* _Your instructions_: For each line that holds "ylabel", copy the line out.

* _Data records_:

+ + + + + + +

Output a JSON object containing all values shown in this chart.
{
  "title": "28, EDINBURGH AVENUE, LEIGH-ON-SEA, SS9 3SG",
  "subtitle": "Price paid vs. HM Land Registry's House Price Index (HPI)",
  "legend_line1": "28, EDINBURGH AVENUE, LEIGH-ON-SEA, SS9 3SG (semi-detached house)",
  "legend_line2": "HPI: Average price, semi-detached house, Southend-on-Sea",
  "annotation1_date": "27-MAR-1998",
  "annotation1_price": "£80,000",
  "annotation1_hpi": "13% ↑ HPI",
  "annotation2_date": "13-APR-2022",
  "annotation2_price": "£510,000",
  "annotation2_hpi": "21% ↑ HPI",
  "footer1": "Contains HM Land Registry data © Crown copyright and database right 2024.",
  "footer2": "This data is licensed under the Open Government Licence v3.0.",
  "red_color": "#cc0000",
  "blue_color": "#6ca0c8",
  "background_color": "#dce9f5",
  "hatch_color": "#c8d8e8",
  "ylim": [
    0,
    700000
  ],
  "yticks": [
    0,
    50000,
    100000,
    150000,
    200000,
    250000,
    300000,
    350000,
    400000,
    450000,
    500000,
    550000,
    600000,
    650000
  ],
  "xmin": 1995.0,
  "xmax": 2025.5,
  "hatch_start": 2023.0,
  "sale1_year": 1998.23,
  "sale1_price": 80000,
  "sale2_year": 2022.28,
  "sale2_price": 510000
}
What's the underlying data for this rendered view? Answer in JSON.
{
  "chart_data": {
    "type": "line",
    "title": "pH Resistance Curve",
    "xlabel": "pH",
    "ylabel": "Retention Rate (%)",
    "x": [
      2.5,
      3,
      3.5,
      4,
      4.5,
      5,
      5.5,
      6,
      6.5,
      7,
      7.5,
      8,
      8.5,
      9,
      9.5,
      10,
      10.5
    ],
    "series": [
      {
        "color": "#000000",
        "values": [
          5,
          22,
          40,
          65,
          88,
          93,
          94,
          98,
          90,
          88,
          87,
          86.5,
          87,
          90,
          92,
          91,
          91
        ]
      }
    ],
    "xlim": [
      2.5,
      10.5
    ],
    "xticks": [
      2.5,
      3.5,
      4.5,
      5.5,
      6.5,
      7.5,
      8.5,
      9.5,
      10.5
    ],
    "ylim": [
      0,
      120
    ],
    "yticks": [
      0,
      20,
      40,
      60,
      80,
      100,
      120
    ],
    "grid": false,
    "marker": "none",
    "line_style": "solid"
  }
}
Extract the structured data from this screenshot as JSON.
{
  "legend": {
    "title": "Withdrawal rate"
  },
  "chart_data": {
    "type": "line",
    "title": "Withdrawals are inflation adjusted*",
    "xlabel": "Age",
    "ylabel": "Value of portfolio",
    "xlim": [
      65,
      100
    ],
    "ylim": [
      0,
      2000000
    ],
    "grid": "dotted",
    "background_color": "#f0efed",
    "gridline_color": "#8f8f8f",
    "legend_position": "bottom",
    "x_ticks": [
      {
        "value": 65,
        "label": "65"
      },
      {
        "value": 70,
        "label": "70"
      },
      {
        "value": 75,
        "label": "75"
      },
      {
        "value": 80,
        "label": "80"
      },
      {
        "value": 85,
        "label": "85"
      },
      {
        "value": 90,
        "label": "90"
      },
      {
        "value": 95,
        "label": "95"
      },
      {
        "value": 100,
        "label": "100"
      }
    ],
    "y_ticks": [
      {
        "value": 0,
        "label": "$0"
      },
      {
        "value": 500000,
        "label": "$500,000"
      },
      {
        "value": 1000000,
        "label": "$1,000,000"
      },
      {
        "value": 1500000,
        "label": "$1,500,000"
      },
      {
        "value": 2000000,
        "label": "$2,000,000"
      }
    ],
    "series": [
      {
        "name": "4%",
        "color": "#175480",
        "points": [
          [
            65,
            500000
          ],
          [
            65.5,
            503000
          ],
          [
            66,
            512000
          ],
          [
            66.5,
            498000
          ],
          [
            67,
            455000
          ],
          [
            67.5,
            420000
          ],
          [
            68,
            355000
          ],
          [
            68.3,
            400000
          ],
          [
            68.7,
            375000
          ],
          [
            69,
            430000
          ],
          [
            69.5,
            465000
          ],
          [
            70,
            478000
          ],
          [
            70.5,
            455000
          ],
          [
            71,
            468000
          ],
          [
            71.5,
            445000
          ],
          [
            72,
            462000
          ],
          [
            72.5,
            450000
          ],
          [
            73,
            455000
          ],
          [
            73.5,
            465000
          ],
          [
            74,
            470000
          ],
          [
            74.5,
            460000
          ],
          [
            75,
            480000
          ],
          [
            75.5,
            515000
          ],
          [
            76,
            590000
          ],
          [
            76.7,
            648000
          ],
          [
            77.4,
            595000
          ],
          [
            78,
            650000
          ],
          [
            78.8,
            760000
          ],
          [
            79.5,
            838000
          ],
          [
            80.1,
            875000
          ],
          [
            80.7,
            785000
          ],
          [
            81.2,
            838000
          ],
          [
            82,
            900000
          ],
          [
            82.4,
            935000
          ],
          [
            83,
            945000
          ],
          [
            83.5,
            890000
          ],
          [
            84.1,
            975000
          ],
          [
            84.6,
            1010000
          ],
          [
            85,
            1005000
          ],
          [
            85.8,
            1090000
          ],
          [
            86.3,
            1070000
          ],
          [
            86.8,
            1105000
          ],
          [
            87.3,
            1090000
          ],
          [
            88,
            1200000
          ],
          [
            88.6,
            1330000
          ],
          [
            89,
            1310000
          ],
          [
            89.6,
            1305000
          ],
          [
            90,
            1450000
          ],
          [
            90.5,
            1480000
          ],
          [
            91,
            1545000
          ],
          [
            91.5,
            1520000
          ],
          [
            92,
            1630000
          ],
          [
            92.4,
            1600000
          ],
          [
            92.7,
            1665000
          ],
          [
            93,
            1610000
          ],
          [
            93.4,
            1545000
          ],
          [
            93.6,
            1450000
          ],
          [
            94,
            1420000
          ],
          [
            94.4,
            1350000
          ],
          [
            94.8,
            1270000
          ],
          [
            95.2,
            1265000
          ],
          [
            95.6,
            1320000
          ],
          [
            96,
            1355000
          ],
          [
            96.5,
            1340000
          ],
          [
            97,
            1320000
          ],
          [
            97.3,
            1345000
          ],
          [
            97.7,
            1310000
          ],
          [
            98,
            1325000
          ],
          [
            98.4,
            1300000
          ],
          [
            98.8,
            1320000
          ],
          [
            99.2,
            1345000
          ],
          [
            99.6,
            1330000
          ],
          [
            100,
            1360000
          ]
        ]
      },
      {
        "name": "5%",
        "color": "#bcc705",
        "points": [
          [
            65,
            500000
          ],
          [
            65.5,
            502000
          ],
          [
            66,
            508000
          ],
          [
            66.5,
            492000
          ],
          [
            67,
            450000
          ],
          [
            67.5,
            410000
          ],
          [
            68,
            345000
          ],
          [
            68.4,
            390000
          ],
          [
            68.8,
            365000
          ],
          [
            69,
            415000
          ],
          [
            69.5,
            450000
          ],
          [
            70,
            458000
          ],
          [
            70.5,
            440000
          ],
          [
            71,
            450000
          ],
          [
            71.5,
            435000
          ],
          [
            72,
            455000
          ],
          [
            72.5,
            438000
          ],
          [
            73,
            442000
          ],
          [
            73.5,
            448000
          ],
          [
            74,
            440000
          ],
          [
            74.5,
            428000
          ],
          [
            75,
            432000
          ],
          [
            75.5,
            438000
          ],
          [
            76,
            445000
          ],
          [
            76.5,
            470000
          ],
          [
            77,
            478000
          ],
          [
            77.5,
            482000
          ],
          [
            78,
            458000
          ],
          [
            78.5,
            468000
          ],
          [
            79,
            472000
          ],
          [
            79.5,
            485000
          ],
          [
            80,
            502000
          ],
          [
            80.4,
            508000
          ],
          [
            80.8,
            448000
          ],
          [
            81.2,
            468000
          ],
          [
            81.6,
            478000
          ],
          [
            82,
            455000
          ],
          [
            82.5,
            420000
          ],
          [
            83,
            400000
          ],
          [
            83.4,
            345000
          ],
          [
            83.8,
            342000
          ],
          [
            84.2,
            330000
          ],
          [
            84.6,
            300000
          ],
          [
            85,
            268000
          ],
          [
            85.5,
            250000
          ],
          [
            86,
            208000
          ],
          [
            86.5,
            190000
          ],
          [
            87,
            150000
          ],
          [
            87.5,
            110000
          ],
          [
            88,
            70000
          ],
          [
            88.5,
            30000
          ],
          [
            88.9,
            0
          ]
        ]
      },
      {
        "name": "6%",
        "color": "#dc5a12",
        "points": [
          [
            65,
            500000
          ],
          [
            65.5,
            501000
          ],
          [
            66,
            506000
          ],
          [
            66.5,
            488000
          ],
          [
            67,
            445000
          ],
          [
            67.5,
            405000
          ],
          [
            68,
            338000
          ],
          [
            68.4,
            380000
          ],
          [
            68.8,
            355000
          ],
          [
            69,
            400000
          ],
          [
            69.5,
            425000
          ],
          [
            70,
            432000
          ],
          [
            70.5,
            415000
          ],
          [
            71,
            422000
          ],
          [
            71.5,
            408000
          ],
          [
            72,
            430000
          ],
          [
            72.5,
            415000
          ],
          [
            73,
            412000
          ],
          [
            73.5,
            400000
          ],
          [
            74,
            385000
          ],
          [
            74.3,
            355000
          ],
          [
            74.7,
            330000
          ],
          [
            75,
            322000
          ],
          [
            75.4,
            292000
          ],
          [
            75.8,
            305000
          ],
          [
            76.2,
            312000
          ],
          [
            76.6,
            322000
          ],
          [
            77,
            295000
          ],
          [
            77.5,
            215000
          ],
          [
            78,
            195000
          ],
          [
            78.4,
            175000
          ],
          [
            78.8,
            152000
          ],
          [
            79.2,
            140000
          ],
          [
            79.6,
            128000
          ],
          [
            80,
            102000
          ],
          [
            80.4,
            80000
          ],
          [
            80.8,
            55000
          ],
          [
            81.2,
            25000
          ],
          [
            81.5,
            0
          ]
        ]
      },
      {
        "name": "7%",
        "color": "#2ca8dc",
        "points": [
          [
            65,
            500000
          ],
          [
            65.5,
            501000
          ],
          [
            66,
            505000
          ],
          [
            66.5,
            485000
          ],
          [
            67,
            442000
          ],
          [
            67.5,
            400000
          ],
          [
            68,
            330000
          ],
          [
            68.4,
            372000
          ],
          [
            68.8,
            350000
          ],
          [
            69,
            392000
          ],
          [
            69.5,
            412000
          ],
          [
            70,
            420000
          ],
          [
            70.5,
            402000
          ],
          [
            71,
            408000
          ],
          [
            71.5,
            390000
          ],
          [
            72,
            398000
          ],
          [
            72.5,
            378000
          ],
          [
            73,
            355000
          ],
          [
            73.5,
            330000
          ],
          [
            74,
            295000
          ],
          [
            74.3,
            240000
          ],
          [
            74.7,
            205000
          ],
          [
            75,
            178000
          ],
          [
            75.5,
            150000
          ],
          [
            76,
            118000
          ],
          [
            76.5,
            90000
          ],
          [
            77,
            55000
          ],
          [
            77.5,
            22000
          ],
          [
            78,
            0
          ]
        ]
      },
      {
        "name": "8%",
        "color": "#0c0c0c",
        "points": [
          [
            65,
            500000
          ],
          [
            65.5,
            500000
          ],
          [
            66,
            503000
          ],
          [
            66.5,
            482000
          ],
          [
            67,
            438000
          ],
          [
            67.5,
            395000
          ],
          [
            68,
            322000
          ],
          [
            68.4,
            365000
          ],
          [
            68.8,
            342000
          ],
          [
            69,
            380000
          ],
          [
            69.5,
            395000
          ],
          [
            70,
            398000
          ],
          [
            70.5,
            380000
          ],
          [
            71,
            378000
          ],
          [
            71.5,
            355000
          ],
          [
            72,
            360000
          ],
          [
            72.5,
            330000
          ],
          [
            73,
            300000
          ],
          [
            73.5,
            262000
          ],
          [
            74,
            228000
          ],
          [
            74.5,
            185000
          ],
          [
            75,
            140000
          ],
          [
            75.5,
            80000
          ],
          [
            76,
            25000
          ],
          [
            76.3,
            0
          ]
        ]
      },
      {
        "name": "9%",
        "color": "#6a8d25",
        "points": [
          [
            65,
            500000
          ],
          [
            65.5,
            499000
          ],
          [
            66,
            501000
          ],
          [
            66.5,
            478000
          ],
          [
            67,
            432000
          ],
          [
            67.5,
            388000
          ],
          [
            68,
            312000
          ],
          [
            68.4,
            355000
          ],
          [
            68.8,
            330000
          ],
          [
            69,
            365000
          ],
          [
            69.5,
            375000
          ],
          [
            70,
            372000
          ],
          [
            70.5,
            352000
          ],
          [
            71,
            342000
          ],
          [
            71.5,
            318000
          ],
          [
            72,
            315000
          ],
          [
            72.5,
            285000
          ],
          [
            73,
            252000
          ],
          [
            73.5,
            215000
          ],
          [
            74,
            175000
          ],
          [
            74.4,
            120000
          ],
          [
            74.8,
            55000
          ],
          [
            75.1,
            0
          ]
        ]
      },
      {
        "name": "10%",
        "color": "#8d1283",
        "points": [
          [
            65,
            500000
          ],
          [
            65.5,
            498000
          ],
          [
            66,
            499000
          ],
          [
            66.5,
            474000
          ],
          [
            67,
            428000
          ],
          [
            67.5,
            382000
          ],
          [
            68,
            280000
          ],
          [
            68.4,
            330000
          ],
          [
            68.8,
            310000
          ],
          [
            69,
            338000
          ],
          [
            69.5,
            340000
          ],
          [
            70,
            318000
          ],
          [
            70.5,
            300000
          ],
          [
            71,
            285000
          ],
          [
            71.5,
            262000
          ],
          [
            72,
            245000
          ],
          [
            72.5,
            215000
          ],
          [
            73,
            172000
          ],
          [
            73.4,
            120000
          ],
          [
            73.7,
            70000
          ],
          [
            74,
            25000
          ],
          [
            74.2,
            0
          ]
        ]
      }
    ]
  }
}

+ + + + + + +

* _Written solution_:
    "ylabel": "Retention Rate (%)",
    "ylabel": "Value of portfolio",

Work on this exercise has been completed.